§ Your objective
Give the entries back exactly, dropping each image.
╭─ Supplied records
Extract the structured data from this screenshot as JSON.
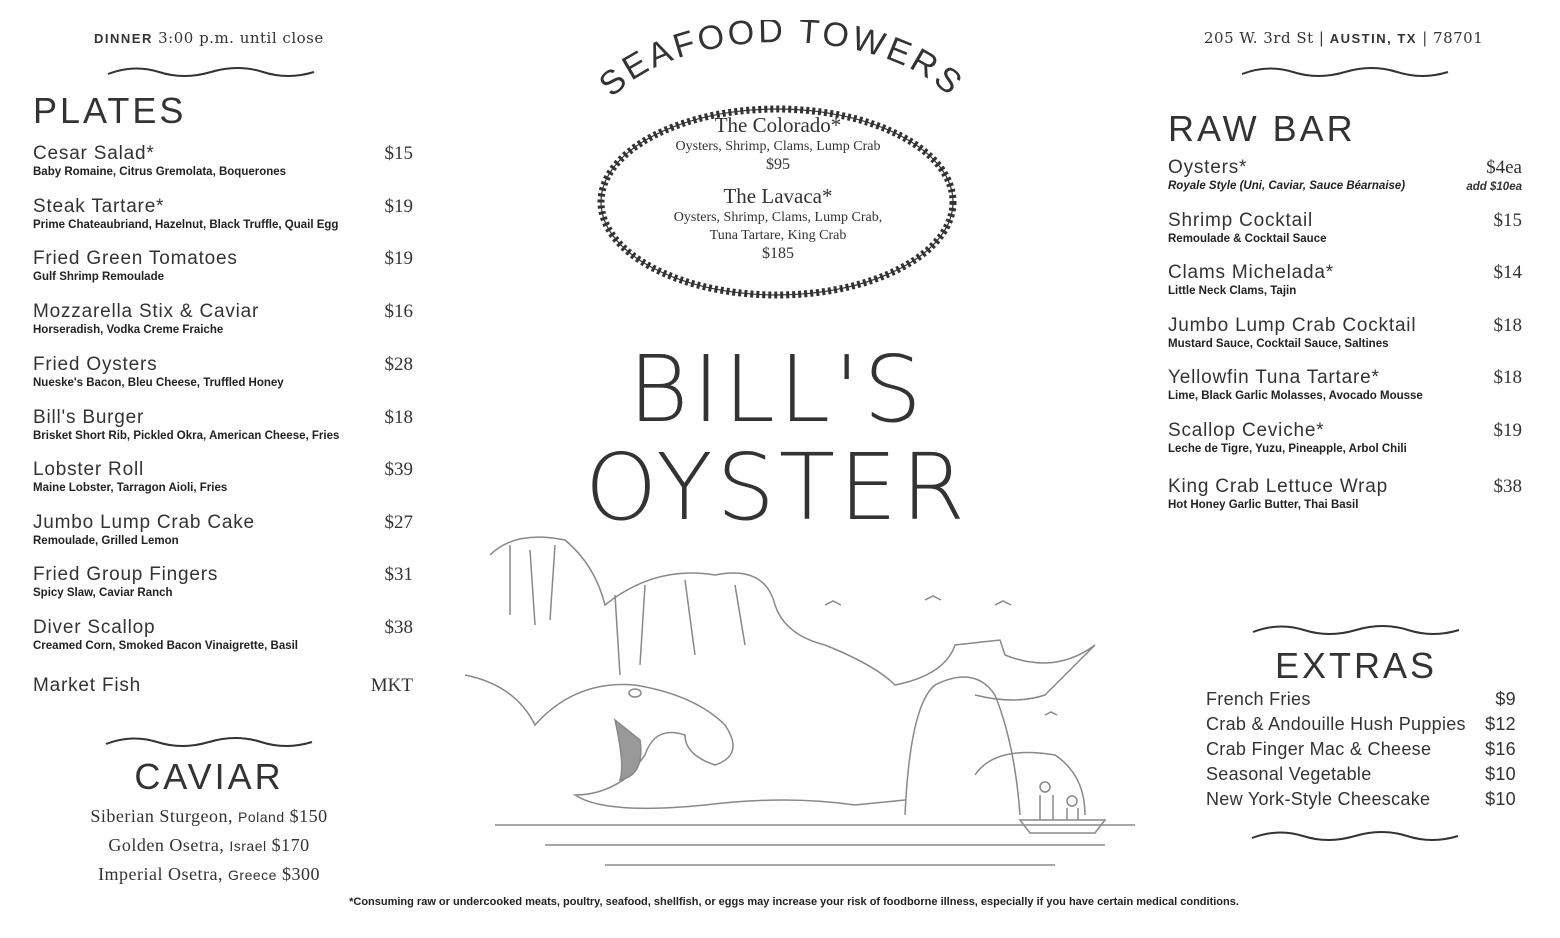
{
  "header": {
    "left_label": "DINNER",
    "left_text": "3:00 p.m. until close",
    "address": "205 W. 3rd St",
    "city": "AUSTIN, TX",
    "zip": "78701"
  },
  "plates": {
    "title": "PLATES",
    "items": [
      {
        "name": "Cesar Salad*",
        "desc": "Baby Romaine, Citrus Gremolata, Boquerones",
        "price": "$15"
      },
      {
        "name": "Steak Tartare*",
        "desc": "Prime Chateaubriand, Hazelnut, Black Truffle, Quail Egg",
        "price": "$19"
      },
      {
        "name": "Fried Green Tomatoes",
        "desc": "Gulf Shrimp Remoulade",
        "price": "$19"
      },
      {
        "name": "Mozzarella Stix & Caviar",
        "desc": "Horseradish, Vodka Creme Fraiche",
        "price": "$16"
      },
      {
        "name": "Fried Oysters",
        "desc": "Nueske's Bacon, Bleu Cheese, Truffled Honey",
        "price": "$28"
      },
      {
        "name": "Bill's Burger",
        "desc": "Brisket Short Rib, Pickled Okra, American Cheese, Fries",
        "price": "$18"
      },
      {
        "name": "Lobster Roll",
        "desc": "Maine Lobster, Tarragon Aioli, Fries",
        "price": "$39"
      },
      {
        "name": "Jumbo Lump Crab Cake",
        "desc": "Remoulade, Grilled Lemon",
        "price": "$27"
      },
      {
        "name": "Fried Group Fingers",
        "desc": "Spicy Slaw, Caviar Ranch",
        "price": "$31"
      },
      {
        "name": "Diver Scallop",
        "desc": "Creamed Corn, Smoked Bacon Vinaigrette, Basil",
        "price": "$38"
      },
      {
        "name": "Market Fish",
        "desc": "",
        "price": "MKT"
      }
    ]
  },
  "caviar": {
    "title": "CAVIAR",
    "items": [
      {
        "name": "Siberian Sturgeon,",
        "origin": "Poland",
        "price": "$150"
      },
      {
        "name": "Golden Osetra,",
        "origin": "Israel",
        "price": "$170"
      },
      {
        "name": "Imperial Osetra,",
        "origin": "Greece",
        "price": "$300"
      }
    ]
  },
  "towers": {
    "title": "SEAFOOD TOWERS",
    "items": [
      {
        "name": "The Colorado*",
        "desc1": "Oysters, Shrimp, Clams, Lump Crab",
        "desc2": "",
        "price": "$95"
      },
      {
        "name": "The Lavaca*",
        "desc1": "Oysters, Shrimp, Clams, Lump Crab,",
        "desc2": "Tuna Tartare, King Crab",
        "price": "$185"
      }
    ]
  },
  "brand": {
    "line1": "BILL'S",
    "line2": "OYSTER"
  },
  "raw_bar": {
    "title": "RAW BAR",
    "items": [
      {
        "name": "Oysters*",
        "desc": "Royale Style (Uni, Caviar, Sauce Béarnaise)",
        "price": "$4ea",
        "addon": "add $10ea"
      },
      {
        "name": "Shrimp Cocktail",
        "desc": "Remoulade & Cocktail Sauce",
        "price": "$15"
      },
      {
        "name": "Clams Michelada*",
        "desc": "Little Neck Clams, Tajin",
        "price": "$14"
      },
      {
        "name": "Jumbo Lump Crab Cocktail",
        "desc": "Mustard Sauce, Cocktail Sauce, Saltines",
        "price": "$18"
      },
      {
        "name": "Yellowfin Tuna Tartare*",
        "desc": "Lime, Black Garlic Molasses, Avocado Mousse",
        "price": "$18"
      },
      {
        "name": "Scallop Ceviche*",
        "desc": "Leche de Tigre, Yuzu, Pineapple, Arbol Chili",
        "price": "$19"
      },
      {
        "name": "King Crab Lettuce Wrap",
        "desc": "Hot Honey Garlic Butter, Thai Basil",
        "price": "$38"
      }
    ]
  },
  "extras": {
    "title": "EXTRAS",
    "items": [
      {
        "name": "French Fries",
        "price": "$9"
      },
      {
        "name": "Crab & Andouille Hush Puppies",
        "price": "$12"
      },
      {
        "name": "Crab Finger Mac & Cheese",
        "price": "$16"
      },
      {
        "name": "Seasonal Vegetable",
        "price": "$10"
      },
      {
        "name": "New York-Style Cheescake",
        "price": "$10"
      }
    ]
  },
  "footer": {
    "disclaimer": "*Consuming raw or undercooked meats, poultry, seafood, shellfish, or eggs may increase your risk of foodborne illness, especially if you have certain medical conditions."
  }
}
╰─
§ Full answer
Extract the structured data from this screenshot as JSON.
{
  "header": {
    "left_label": "DINNER",
    "left_text": "3:00 p.m. until close",
    "address": "205 W. 3rd St",
    "city": "AUSTIN, TX",
    "zip": "78701"
  },
  "plates": {
    "title": "PLATES",
    "items": [
      {
        "name": "Cesar Salad*",
        "desc": "Baby Romaine, Citrus Gremolata, Boquerones",
        "price": "$15"
      },
      {
        "name": "Steak Tartare*",
        "desc": "Prime Chateaubriand, Hazelnut, Black Truffle, Quail Egg",
        "price": "$19"
      },
      {
        "name": "Fried Green Tomatoes",
        "desc": "Gulf Shrimp Remoulade",
        "price": "$19"
      },
      {
        "name": "Mozzarella Stix & Caviar",
        "desc": "Horseradish, Vodka Creme Fraiche",
        "price": "$16"
      },
      {
        "name": "Fried Oysters",
        "desc": "Nueske's Bacon, Bleu Cheese, Truffled Honey",
        "price": "$28"
      },
      {
        "name": "Bill's Burger",
        "desc": "Brisket Short Rib, Pickled Okra, American Cheese, Fries",
        "price": "$18"
      },
      {
        "name": "Lobster Roll",
        "desc": "Maine Lobster, Tarragon Aioli, Fries",
        "price": "$39"
      },
      {
        "name": "Jumbo Lump Crab Cake",
        "desc": "Remoulade, Grilled Lemon",
        "price": "$27"
      },
      {
        "name": "Fried Group Fingers",
        "desc": "Spicy Slaw, Caviar Ranch",
        "price": "$31"
      },
      {
        "name": "Diver Scallop",
        "desc": "Creamed Corn, Smoked Bacon Vinaigrette, Basil",
        "price": "$38"
      },
      {
        "name": "Market Fish",
        "desc": "",
        "price": "MKT"
      }
    ]
  },
  "caviar": {
    "title": "CAVIAR",
    "items": [
      {
        "name": "Siberian Sturgeon,",
        "origin": "Poland",
        "price": "$150"
      },
      {
        "name": "Golden Osetra,",
        "origin": "Israel",
        "price": "$170"
      },
      {
        "name": "Imperial Osetra,",
        "origin": "Greece",
        "price": "$300"
      }
    ]
  },
  "towers": {
    "title": "SEAFOOD TOWERS",
    "items": [
      {
        "name": "The Colorado*",
        "desc1": "Oysters, Shrimp, Clams, Lump Crab",
        "desc2": "",
        "price": "$95"
      },
      {
        "name": "The Lavaca*",
        "desc1": "Oysters, Shrimp, Clams, Lump Crab,",
        "desc2": "Tuna Tartare, King Crab",
        "price": "$185"
      }
    ]
  },
  "brand": {
    "line1": "BILL'S",
    "line2": "OYSTER"
  },
  "raw_bar": {
    "title": "RAW BAR",
    "items": [
      {
        "name": "Oysters*",
        "desc": "Royale Style (Uni, Caviar, Sauce Béarnaise)",
        "price": "$4ea",
        "addon": "add $10ea"
      },
      {
        "name": "Shrimp Cocktail",
        "desc": "Remoulade & Cocktail Sauce",
        "price": "$15"
      },
      {
        "name": "Clams Michelada*",
        "desc": "Little Neck Clams, Tajin",
        "price": "$14"
      },
      {
        "name": "Jumbo Lump Crab Cocktail",
        "desc": "Mustard Sauce, Cocktail Sauce, Saltines",
        "price": "$18"
      },
      {
        "name": "Yellowfin Tuna Tartare*",
        "desc": "Lime, Black Garlic Molasses, Avocado Mousse",
        "price": "$18"
      },
      {
        "name": "Scallop Ceviche*",
        "desc": "Leche de Tigre, Yuzu, Pineapple, Arbol Chili",
        "price": "$19"
      },
      {
        "name": "King Crab Lettuce Wrap",
        "desc": "Hot Honey Garlic Butter, Thai Basil",
        "price": "$38"
      }
    ]
  },
  "extras": {
    "title": "EXTRAS",
    "items": [
      {
        "name": "French Fries",
        "price": "$9"
      },
      {
        "name": "Crab & Andouille Hush Puppies",
        "price": "$12"
      },
      {
        "name": "Crab Finger Mac & Cheese",
        "price": "$16"
      },
      {
        "name": "Seasonal Vegetable",
        "price": "$10"
      },
      {
        "name": "New York-Style Cheescake",
        "price": "$10"
      }
    ]
  },
  "footer": {
    "disclaimer": "*Consuming raw or undercooked meats, poultry, seafood, shellfish, or eggs may increase your risk of foodborne illness, especially if you have certain medical conditions."
  }
}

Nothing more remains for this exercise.